SET TASK: Pull out all lines from the listing below in which the word "Партнёры" appears.

# # #

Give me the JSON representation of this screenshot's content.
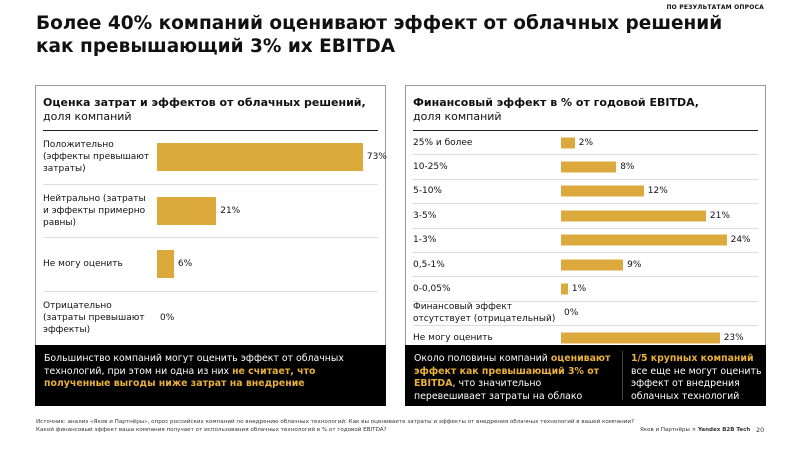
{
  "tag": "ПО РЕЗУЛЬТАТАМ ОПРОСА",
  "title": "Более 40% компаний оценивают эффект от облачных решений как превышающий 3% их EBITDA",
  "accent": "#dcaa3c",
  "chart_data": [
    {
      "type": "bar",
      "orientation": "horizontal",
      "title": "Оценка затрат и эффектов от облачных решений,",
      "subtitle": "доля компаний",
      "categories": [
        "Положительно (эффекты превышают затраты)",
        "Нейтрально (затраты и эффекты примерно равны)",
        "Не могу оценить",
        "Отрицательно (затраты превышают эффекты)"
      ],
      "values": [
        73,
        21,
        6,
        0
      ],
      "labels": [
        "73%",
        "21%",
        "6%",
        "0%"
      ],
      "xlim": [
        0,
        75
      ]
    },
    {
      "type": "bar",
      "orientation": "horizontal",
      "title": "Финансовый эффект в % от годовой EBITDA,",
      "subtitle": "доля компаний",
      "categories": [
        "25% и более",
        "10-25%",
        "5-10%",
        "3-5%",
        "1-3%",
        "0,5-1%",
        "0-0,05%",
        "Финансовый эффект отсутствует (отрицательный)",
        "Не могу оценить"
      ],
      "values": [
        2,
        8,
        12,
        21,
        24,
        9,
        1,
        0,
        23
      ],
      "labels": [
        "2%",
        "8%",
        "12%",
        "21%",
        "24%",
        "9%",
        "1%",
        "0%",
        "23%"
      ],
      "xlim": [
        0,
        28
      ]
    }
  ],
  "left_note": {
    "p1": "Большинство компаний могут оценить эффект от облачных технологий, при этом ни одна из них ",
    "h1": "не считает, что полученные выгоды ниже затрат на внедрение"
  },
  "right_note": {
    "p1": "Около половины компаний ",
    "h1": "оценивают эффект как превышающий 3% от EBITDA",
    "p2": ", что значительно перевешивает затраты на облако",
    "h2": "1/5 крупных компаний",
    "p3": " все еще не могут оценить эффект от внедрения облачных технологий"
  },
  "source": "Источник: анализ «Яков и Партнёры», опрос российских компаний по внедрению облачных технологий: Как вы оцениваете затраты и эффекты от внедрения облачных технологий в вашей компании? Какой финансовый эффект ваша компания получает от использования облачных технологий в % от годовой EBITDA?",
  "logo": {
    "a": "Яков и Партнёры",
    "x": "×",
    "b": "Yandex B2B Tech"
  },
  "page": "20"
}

# # #

COMPLETED EXERCISE:
  "source": "Источник: анализ «Яков и Партнёры», опрос российских компаний по внедрению облачных технологий: Как вы оцениваете затраты и эффекты от внедрения облачных технологий в вашей компании? Какой финансовый эффект ваша компания получает от использования облачных технологий в % от годовой EBITDA?",
    "a": "Яков и Партнёры",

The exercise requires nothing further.